## begin

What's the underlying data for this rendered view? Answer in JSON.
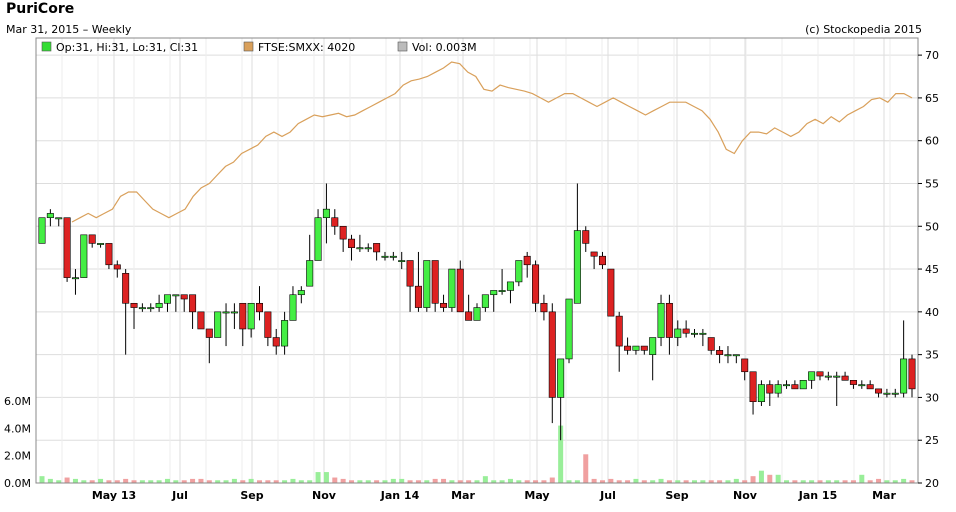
{
  "header": {
    "title": "PuriCore",
    "subtitle": "Mar 31, 2015 – Weekly",
    "copyright": "(c) Stockopedia 2015"
  },
  "legend": [
    {
      "label": "Op:31, Hi:31, Lo:31, Cl:31",
      "color": "#33dd33"
    },
    {
      "label": "FTSE:SMXX: 4020",
      "color": "#d9a05b"
    },
    {
      "label": "Vol: 0.003M",
      "color": "#bbbbbb"
    }
  ],
  "colors": {
    "up": "#44ee44",
    "down": "#dd2222",
    "index_line": "#d9a05b",
    "grid": "#dddddd"
  },
  "chart_data": {
    "type": "candlestick",
    "x_ticks": [
      "May 13",
      "Jul",
      "Sep",
      "Nov",
      "Jan 14",
      "Mar",
      "May",
      "Jul",
      "Sep",
      "Nov",
      "Jan 15",
      "Mar"
    ],
    "y_price_ticks": [
      "70",
      "65",
      "60",
      "55",
      "50",
      "45",
      "40",
      "35",
      "30",
      "25",
      "20"
    ],
    "y_volume_ticks": [
      "6.0M",
      "4.0M",
      "2.0M",
      "0.0M"
    ],
    "ylim_price": [
      20,
      72
    ],
    "ylim_volume": [
      0,
      7
    ],
    "candles": [
      [
        48,
        51,
        48,
        51
      ],
      [
        51,
        52,
        50,
        51.5
      ],
      [
        51,
        51,
        50,
        51
      ],
      [
        51,
        51,
        43.5,
        44
      ],
      [
        44,
        45,
        42,
        44
      ],
      [
        44,
        49,
        44,
        49
      ],
      [
        49,
        49,
        47.5,
        48
      ],
      [
        48,
        48,
        47.5,
        48
      ],
      [
        48,
        48,
        45,
        45.5
      ],
      [
        45.5,
        46,
        44,
        45
      ],
      [
        44.5,
        45,
        35,
        41
      ],
      [
        41,
        41,
        38,
        40.5
      ],
      [
        40.5,
        41,
        40,
        40.5
      ],
      [
        40.5,
        41,
        40,
        40.5
      ],
      [
        40.5,
        42,
        40,
        41
      ],
      [
        41,
        42,
        40,
        42
      ],
      [
        42,
        42,
        40,
        42
      ],
      [
        42,
        42,
        40,
        41.5
      ],
      [
        42,
        42,
        38,
        40
      ],
      [
        40,
        40,
        38,
        38
      ],
      [
        38,
        38,
        34,
        37
      ],
      [
        37,
        40,
        37,
        40
      ],
      [
        40,
        41,
        36,
        40
      ],
      [
        40,
        41,
        38,
        40
      ],
      [
        41,
        41,
        36,
        38
      ],
      [
        38,
        41,
        37,
        41
      ],
      [
        41,
        43,
        39,
        40
      ],
      [
        40,
        40,
        36,
        37
      ],
      [
        37,
        38,
        35,
        36
      ],
      [
        36,
        40,
        35,
        39
      ],
      [
        39,
        43,
        39,
        42
      ],
      [
        42,
        43,
        41,
        42.5
      ],
      [
        43,
        49,
        43,
        46
      ],
      [
        46,
        52,
        46,
        51
      ],
      [
        51,
        55,
        48,
        52
      ],
      [
        51,
        52,
        49,
        50
      ],
      [
        50,
        50,
        47,
        48.5
      ],
      [
        48.5,
        49,
        46,
        47.5
      ],
      [
        47.5,
        49,
        47,
        47.5
      ],
      [
        47.5,
        48,
        47,
        47.5
      ],
      [
        48,
        48,
        46,
        47
      ],
      [
        46.5,
        47,
        46,
        46.5
      ],
      [
        46.5,
        47,
        46,
        46.5
      ],
      [
        46,
        47,
        45,
        46
      ],
      [
        46,
        46,
        40,
        43
      ],
      [
        43,
        47,
        40,
        40.5
      ],
      [
        40.5,
        45,
        40,
        46
      ],
      [
        46,
        46,
        40,
        41
      ],
      [
        41,
        42,
        40,
        40.5
      ],
      [
        40.5,
        45,
        40,
        45
      ],
      [
        45,
        46,
        40,
        40
      ],
      [
        40,
        42,
        39,
        39
      ],
      [
        39,
        41,
        39,
        40.5
      ],
      [
        40.5,
        42,
        40,
        42
      ],
      [
        42,
        42,
        40,
        42.5
      ],
      [
        42.5,
        45,
        42,
        42.5
      ],
      [
        42.5,
        43,
        41,
        43.5
      ],
      [
        43.5,
        46,
        43,
        46
      ],
      [
        46.5,
        47,
        44,
        45.5
      ],
      [
        45.5,
        46,
        40,
        41
      ],
      [
        41,
        42,
        39,
        40
      ],
      [
        40,
        41,
        27,
        30
      ],
      [
        30,
        30,
        25,
        34.5
      ],
      [
        34.5,
        36,
        34,
        41.5
      ],
      [
        41,
        55,
        41,
        49.5
      ],
      [
        49.5,
        50,
        47,
        48
      ],
      [
        47,
        47,
        45,
        46.5
      ],
      [
        46.5,
        47,
        45,
        45.5
      ],
      [
        45,
        45,
        40,
        39.5
      ],
      [
        39.5,
        40,
        33,
        36
      ],
      [
        36,
        37,
        35,
        35.5
      ],
      [
        35.5,
        36,
        35,
        36
      ],
      [
        36,
        36,
        35,
        35.5
      ],
      [
        35,
        36,
        32,
        37
      ],
      [
        37,
        42,
        36,
        41
      ],
      [
        41,
        42,
        35,
        37
      ],
      [
        37,
        39,
        36,
        38
      ],
      [
        38,
        39,
        37,
        37.5
      ],
      [
        37.5,
        38,
        37,
        37.5
      ],
      [
        37.5,
        38,
        36,
        37.5
      ],
      [
        37,
        37,
        35,
        35.5
      ],
      [
        35.5,
        36,
        34,
        35
      ],
      [
        35,
        36,
        34,
        35
      ],
      [
        35,
        35,
        34,
        35
      ],
      [
        34.5,
        34.5,
        32,
        33
      ],
      [
        33,
        33,
        28,
        29.5
      ],
      [
        29.5,
        32,
        29,
        31.5
      ],
      [
        31.5,
        32,
        29,
        30.5
      ],
      [
        30.5,
        32,
        30,
        31.5
      ],
      [
        31.5,
        32,
        31,
        31.5
      ],
      [
        31.5,
        32,
        31,
        31
      ],
      [
        31,
        32,
        31,
        32
      ],
      [
        32,
        33,
        31,
        33
      ],
      [
        33,
        33,
        32,
        32.5
      ],
      [
        32.5,
        33,
        32,
        32.5
      ],
      [
        32.5,
        33,
        29,
        32.5
      ],
      [
        32.5,
        33,
        32,
        32
      ],
      [
        32,
        32,
        31,
        31.5
      ],
      [
        31.5,
        32,
        31,
        31.5
      ],
      [
        31.5,
        32,
        31,
        31
      ],
      [
        31,
        31,
        30,
        30.5
      ],
      [
        30.5,
        31,
        30,
        30.5
      ],
      [
        30.5,
        31,
        30,
        30.5
      ],
      [
        30.5,
        39,
        30,
        34.5
      ],
      [
        34.5,
        35,
        30,
        31
      ]
    ],
    "index_series": [
      {
        "name": "FTSE:SMXX",
        "values": [
          50.5,
          51,
          51.5,
          51,
          51.5,
          52,
          53.5,
          54,
          54,
          53,
          52,
          51.5,
          51,
          51.5,
          52,
          53.5,
          54.5,
          55,
          56,
          57,
          57.5,
          58.5,
          59,
          59.5,
          60.5,
          61,
          60.5,
          61,
          62,
          62.5,
          63,
          62.8,
          63,
          63.2,
          62.8,
          63,
          63.5,
          64,
          64.5,
          65,
          65.5,
          66.5,
          67,
          67.2,
          67.5,
          68,
          68.5,
          69.2,
          69,
          68,
          67.5,
          66,
          65.8,
          66.5,
          66.2,
          66,
          65.8,
          65.5,
          65,
          64.5,
          65,
          65.5,
          65.5,
          65,
          64.5,
          64,
          64.5,
          65,
          64.5,
          64,
          63.5,
          63,
          63.5,
          64,
          64.5,
          64.5,
          64.5,
          64,
          63.5,
          62.5,
          61,
          59,
          58.5,
          60,
          61,
          61,
          60.8,
          61.5,
          61,
          60.5,
          61,
          62,
          62.5,
          62,
          62.8,
          62.2,
          63,
          63.5,
          64,
          64.8,
          65,
          64.5,
          65.5,
          65.5,
          65
        ]
      }
    ],
    "volume": [
      0.5,
      0.3,
      0.2,
      0.4,
      0.3,
      0.2,
      0.2,
      0.3,
      0.2,
      0.2,
      0.3,
      0.2,
      0.2,
      0.2,
      0.2,
      0.3,
      0.2,
      0.2,
      0.3,
      0.3,
      0.2,
      0.2,
      0.2,
      0.3,
      0.2,
      0.3,
      0.2,
      0.2,
      0.2,
      0.2,
      0.3,
      0.2,
      0.2,
      0.8,
      0.8,
      0.4,
      0.3,
      0.2,
      0.2,
      0.2,
      0.2,
      0.2,
      0.3,
      0.3,
      0.2,
      0.2,
      0.2,
      0.3,
      0.3,
      0.2,
      0.2,
      0.2,
      0.2,
      0.5,
      0.2,
      0.2,
      0.3,
      0.2,
      0.2,
      0.2,
      0.2,
      0.4,
      4.2,
      0.2,
      0.2,
      2.1,
      0.3,
      0.2,
      0.3,
      0.2,
      0.2,
      0.3,
      0.2,
      0.2,
      0.3,
      0.2,
      0.2,
      0.2,
      0.2,
      0.2,
      0.2,
      0.2,
      0.2,
      0.3,
      0.2,
      0.5,
      0.9,
      0.6,
      0.6,
      0.2,
      0.2,
      0.2,
      0.2,
      0.2,
      0.2,
      0.2,
      0.2,
      0.2,
      0.6,
      0.2,
      0.3,
      0.2,
      0.2,
      0.3,
      0.2
    ]
  }
}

## end

WHAT YOU HAVE TO DO. Your answer should be a single number: the count of lines holding the word "label".

SOLUTION TO THIS TASK. 3